> [Work to complete] The records below are to be quoted in full; please keep every word exact.

> [Material for the task]
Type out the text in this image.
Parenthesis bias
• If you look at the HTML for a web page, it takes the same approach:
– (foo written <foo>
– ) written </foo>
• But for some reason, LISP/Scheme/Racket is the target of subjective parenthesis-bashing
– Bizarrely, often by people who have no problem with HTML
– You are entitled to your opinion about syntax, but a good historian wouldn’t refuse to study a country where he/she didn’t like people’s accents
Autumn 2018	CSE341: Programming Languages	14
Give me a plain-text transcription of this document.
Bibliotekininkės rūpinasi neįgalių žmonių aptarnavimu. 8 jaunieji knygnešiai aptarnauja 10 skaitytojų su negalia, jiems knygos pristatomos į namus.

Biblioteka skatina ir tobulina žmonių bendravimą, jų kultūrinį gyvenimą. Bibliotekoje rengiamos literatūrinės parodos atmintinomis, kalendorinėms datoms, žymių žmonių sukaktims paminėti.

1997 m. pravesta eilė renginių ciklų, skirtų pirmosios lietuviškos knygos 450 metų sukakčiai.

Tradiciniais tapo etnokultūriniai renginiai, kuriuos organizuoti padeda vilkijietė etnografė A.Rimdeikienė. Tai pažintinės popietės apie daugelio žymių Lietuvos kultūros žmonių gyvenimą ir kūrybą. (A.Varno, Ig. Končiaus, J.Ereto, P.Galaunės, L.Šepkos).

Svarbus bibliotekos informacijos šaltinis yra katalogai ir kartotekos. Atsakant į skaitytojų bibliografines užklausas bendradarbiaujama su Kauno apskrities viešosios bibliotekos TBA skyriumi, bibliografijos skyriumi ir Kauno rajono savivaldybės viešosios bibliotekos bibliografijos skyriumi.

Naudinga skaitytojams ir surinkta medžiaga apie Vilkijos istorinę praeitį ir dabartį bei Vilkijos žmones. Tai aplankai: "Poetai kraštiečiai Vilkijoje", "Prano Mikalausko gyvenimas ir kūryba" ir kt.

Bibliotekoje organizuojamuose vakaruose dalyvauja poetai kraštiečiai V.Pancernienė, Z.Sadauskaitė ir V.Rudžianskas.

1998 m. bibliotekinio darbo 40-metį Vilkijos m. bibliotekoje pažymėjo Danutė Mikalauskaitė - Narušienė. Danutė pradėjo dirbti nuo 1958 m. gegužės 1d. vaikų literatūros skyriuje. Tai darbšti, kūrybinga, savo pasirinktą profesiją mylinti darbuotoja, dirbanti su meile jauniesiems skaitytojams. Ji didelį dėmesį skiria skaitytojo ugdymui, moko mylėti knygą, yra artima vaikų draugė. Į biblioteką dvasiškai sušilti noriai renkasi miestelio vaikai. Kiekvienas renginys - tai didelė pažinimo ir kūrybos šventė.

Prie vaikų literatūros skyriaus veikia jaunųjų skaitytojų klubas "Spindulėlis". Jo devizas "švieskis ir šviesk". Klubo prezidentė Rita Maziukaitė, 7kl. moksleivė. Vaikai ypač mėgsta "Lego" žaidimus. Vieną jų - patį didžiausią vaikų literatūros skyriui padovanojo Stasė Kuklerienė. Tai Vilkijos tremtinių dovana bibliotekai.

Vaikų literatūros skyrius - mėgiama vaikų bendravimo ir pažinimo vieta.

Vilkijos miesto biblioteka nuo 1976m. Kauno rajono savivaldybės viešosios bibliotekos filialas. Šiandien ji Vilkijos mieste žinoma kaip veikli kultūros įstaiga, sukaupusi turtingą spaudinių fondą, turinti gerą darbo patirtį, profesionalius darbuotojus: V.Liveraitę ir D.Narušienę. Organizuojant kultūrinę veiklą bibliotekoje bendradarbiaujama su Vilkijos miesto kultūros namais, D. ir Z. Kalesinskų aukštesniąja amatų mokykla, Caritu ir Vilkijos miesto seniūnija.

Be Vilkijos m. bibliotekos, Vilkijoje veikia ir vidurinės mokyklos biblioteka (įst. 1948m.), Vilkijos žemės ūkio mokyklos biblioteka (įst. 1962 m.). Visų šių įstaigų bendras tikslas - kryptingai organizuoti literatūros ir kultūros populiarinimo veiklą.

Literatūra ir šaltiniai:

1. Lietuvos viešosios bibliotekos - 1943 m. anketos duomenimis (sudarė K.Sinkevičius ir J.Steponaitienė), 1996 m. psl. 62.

> [Solution to the exercise]
Type out the text in this image.
Parenthesis bias
• If you look at the HTML for a web page, it takes the same approach:
– (foo written <foo>
– ) written </foo>
• But for some reason, LISP/Scheme/Racket is the target of subjective parenthesis-bashing
– Bizarrely, often by people who have no problem with HTML
– You are entitled to your opinion about syntax, but a good historian wouldn’t refuse to study a country where he/she didn’t like people’s accents
Autumn 2018	CSE341: Programming Languages	14
Give me a plain-text transcription of this document.
Bibliotekininkės rūpinasi neįgalių žmonių aptarnavimu. 8 jaunieji knygnešiai aptarnauja 10 skaitytojų su negalia, jiems knygos pristatomos į namus.

Biblioteka skatina ir tobulina žmonių bendravimą, jų kultūrinį gyvenimą. Bibliotekoje rengiamos literatūrinės parodos atmintinomis, kalendorinėms datoms, žymių žmonių sukaktims paminėti.

1997 m. pravesta eilė renginių ciklų, skirtų pirmosios lietuviškos knygos 450 metų sukakčiai.

Tradiciniais tapo etnokultūriniai renginiai, kuriuos organizuoti padeda vilkijietė etnografė A.Rimdeikienė. Tai pažintinės popietės apie daugelio žymių Lietuvos kultūros žmonių gyvenimą ir kūrybą. (A.Varno, Ig. Končiaus, J.Ereto, P.Galaunės, L.Šepkos).

Svarbus bibliotekos informacijos šaltinis yra katalogai ir kartotekos. Atsakant į skaitytojų bibliografines užklausas bendradarbiaujama su Kauno apskrities viešosios bibliotekos TBA skyriumi, bibliografijos skyriumi ir Kauno rajono savivaldybės viešosios bibliotekos bibliografijos skyriumi.

Naudinga skaitytojams ir surinkta medžiaga apie Vilkijos istorinę praeitį ir dabartį bei Vilkijos žmones. Tai aplankai: "Poetai kraštiečiai Vilkijoje", "Prano Mikalausko gyvenimas ir kūryba" ir kt.

Bibliotekoje organizuojamuose vakaruose dalyvauja poetai kraštiečiai V.Pancernienė, Z.Sadauskaitė ir V.Rudžianskas.

1998 m. bibliotekinio darbo 40-metį Vilkijos m. bibliotekoje pažymėjo Danutė Mikalauskaitė - Narušienė. Danutė pradėjo dirbti nuo 1958 m. gegužės 1d. vaikų literatūros skyriuje. Tai darbšti, kūrybinga, savo pasirinktą profesiją mylinti darbuotoja, dirbanti su meile jauniesiems skaitytojams. Ji didelį dėmesį skiria skaitytojo ugdymui, moko mylėti knygą, yra artima vaikų draugė. Į biblioteką dvasiškai sušilti noriai renkasi miestelio vaikai. Kiekvienas renginys - tai didelė pažinimo ir kūrybos šventė.

Prie vaikų literatūros skyriaus veikia jaunųjų skaitytojų klubas "Spindulėlis". Jo devizas "švieskis ir šviesk". Klubo prezidentė Rita Maziukaitė, 7kl. moksleivė. Vaikai ypač mėgsta "Lego" žaidimus. Vieną jų - patį didžiausią vaikų literatūros skyriui padovanojo Stasė Kuklerienė. Tai Vilkijos tremtinių dovana bibliotekai.

Vaikų literatūros skyrius - mėgiama vaikų bendravimo ir pažinimo vieta.

Vilkijos miesto biblioteka nuo 1976m. Kauno rajono savivaldybės viešosios bibliotekos filialas. Šiandien ji Vilkijos mieste žinoma kaip veikli kultūros įstaiga, sukaupusi turtingą spaudinių fondą, turinti gerą darbo patirtį, profesionalius darbuotojus: V.Liveraitę ir D.Narušienę. Organizuojant kultūrinę veiklą bibliotekoje bendradarbiaujama su Vilkijos miesto kultūros namais, D. ir Z. Kalesinskų aukštesniąja amatų mokykla, Caritu ir Vilkijos miesto seniūnija.

Be Vilkijos m. bibliotekos, Vilkijoje veikia ir vidurinės mokyklos biblioteka (įst. 1948m.), Vilkijos žemės ūkio mokyklos biblioteka (įst. 1962 m.). Visų šių įstaigų bendras tikslas - kryptingai organizuoti literatūros ir kultūros populiarinimo veiklą.

Literatūra ir šaltiniai:

1. Lietuvos viešosios bibliotekos - 1943 m. anketos duomenimis (sudarė K.Sinkevičius ir J.Steponaitienė), 1996 m. psl. 62.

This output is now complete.